Goal: Copy out, unchanged, the lines from the one with "Patent image size: (1403, 395)." to the one with "The diverter 18 is at (744, 165).", both included.

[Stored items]
········
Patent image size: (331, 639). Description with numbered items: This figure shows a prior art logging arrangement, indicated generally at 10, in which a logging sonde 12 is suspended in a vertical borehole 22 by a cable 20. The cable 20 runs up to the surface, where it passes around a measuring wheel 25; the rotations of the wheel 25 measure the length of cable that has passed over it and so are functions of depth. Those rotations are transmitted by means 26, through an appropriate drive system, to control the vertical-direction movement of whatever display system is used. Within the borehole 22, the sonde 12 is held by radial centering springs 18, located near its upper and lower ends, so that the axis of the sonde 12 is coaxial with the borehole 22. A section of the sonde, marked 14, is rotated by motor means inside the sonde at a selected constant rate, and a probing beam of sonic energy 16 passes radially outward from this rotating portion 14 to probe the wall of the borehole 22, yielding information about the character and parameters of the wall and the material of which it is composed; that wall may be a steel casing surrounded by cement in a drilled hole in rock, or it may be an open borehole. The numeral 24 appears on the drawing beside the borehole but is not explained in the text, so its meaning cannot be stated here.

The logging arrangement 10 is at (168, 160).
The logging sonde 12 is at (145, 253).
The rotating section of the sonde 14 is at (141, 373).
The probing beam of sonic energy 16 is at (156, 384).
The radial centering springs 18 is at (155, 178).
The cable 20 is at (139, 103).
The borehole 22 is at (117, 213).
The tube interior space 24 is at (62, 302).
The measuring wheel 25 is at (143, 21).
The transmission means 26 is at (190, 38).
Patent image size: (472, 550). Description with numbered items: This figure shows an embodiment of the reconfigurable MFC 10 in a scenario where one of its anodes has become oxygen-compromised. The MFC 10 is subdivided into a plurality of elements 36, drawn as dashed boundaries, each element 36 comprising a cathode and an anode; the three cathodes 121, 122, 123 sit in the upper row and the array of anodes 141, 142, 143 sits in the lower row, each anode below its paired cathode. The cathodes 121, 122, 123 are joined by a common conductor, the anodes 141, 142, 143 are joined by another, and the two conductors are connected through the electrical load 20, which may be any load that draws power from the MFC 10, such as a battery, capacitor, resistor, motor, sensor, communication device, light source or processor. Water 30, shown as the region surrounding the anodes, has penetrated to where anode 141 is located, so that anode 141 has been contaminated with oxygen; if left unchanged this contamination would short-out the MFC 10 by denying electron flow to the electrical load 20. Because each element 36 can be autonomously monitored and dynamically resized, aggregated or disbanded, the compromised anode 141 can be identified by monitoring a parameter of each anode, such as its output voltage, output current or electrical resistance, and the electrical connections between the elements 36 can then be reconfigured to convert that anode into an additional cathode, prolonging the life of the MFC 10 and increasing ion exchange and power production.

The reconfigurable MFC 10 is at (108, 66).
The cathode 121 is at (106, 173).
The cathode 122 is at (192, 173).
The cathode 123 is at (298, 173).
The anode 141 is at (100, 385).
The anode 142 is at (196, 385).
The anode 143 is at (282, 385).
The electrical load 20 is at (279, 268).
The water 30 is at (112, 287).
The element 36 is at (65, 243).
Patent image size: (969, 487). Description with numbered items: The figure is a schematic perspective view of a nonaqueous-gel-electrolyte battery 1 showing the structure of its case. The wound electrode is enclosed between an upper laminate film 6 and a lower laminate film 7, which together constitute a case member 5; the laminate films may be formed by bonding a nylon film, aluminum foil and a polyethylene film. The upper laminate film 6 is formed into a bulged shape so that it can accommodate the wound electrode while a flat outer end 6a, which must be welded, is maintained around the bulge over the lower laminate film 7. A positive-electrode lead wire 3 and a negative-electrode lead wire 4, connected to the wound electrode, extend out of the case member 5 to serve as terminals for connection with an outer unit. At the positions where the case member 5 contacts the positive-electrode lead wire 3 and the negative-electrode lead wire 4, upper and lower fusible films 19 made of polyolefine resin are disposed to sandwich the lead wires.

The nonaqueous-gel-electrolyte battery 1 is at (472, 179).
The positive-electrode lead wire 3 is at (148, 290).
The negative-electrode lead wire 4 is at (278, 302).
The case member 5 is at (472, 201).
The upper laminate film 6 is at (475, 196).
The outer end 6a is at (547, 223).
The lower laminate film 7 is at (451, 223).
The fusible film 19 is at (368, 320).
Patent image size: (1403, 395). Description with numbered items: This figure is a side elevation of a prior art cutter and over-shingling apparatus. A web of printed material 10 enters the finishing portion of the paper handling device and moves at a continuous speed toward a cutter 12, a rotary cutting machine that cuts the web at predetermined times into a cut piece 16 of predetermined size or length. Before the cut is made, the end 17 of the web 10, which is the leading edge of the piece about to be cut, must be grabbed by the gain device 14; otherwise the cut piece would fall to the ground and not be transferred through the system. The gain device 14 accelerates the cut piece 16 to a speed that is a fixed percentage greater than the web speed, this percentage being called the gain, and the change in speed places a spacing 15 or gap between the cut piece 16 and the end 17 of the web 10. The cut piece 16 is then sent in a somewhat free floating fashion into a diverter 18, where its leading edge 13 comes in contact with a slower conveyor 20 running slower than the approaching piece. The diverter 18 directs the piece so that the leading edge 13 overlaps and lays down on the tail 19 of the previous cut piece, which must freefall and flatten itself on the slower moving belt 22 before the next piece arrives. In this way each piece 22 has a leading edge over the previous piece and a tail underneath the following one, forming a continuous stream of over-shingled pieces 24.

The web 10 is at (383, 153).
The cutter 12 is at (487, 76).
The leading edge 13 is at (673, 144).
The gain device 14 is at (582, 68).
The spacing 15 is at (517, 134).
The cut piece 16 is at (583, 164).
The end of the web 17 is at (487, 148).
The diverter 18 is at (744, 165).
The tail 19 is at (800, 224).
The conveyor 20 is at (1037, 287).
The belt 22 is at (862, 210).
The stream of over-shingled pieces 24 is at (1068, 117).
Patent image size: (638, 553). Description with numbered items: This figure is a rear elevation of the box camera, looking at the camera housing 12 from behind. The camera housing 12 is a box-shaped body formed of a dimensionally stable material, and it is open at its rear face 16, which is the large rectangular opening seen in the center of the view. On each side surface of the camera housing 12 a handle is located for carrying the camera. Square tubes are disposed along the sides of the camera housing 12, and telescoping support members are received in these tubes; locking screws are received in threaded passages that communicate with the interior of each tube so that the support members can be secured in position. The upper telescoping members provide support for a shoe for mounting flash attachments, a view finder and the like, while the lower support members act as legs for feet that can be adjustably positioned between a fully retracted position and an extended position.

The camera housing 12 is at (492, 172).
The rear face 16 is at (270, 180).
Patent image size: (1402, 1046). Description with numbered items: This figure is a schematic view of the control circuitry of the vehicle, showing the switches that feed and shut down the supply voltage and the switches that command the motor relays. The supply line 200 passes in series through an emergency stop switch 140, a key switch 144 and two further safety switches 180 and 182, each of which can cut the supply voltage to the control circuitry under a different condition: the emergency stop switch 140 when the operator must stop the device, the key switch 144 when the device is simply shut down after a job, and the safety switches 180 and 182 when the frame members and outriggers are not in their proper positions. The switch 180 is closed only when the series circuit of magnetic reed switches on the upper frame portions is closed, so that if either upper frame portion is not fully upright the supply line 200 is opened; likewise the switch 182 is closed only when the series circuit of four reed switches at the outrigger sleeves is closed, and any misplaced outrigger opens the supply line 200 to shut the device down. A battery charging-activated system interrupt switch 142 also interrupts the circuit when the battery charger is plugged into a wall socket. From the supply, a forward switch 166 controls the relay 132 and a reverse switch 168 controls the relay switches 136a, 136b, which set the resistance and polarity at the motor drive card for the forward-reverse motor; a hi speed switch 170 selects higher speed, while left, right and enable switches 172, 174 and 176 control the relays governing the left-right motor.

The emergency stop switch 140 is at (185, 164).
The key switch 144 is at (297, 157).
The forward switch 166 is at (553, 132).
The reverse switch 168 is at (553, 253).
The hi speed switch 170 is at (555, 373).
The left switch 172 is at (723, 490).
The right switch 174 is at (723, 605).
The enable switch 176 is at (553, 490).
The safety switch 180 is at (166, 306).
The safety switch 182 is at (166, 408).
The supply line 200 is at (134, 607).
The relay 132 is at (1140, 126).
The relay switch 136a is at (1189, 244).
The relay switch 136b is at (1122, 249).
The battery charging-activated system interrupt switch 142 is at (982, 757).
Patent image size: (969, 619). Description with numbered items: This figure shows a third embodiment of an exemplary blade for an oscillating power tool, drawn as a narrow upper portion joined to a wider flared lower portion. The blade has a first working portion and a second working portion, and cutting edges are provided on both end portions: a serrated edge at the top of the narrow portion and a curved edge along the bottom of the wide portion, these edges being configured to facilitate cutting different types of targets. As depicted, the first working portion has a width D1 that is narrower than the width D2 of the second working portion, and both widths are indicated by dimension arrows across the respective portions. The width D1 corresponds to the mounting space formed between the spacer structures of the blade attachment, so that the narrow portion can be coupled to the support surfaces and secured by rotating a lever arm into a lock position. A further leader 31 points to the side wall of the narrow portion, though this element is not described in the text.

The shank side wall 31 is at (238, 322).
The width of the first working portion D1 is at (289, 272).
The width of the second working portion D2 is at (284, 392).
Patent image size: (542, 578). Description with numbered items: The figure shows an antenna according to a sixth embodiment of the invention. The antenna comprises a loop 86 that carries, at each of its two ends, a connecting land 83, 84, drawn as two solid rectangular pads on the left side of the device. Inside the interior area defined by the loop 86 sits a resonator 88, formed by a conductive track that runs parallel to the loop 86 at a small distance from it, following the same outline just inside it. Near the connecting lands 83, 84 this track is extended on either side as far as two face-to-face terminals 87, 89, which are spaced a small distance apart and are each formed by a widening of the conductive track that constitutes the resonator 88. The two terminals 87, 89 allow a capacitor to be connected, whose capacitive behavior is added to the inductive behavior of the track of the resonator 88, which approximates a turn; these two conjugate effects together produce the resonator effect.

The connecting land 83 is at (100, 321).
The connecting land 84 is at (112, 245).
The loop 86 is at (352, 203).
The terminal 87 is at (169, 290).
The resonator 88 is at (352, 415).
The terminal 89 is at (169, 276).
········
Right answer:
Patent image size: (1403, 395). Description with numbered items: This figure is a side elevation of a prior art cutter and over-shingling apparatus. A web of printed material 10 enters the finishing portion of the paper handling device and moves at a continuous speed toward a cutter 12, a rotary cutting machine that cuts the web at predetermined times into a cut piece 16 of predetermined size or length. Before the cut is made, the end 17 of the web 10, which is the leading edge of the piece about to be cut, must be grabbed by the gain device 14; otherwise the cut piece would fall to the ground and not be transferred through the system. The gain device 14 accelerates the cut piece 16 to a speed that is a fixed percentage greater than the web speed, this percentage being called the gain, and the change in speed places a spacing 15 or gap between the cut piece 16 and the end 17 of the web 10. The cut piece 16 is then sent in a somewhat free floating fashion into a diverter 18, where its leading edge 13 comes in contact with a slower conveyor 20 running slower than the approaching piece. The diverter 18 directs the piece so that the leading edge 13 overlaps and lays down on the tail 19 of the previous cut piece, which must freefall and flatten itself on the slower moving belt 22 before the next piece arrives. In this way each piece 22 has a leading edge over the previous piece and a tail underneath the following one, forming a continuous stream of over-shingled pieces 24.

The web 10 is at (383, 153).
The cutter 12 is at (487, 76).
The leading edge 13 is at (673, 144).
The gain device 14 is at (582, 68).
The spacing 15 is at (517, 134).
The cut piece 16 is at (583, 164).
The end of the web 17 is at (487, 148).
The diverter 18 is at (744, 165).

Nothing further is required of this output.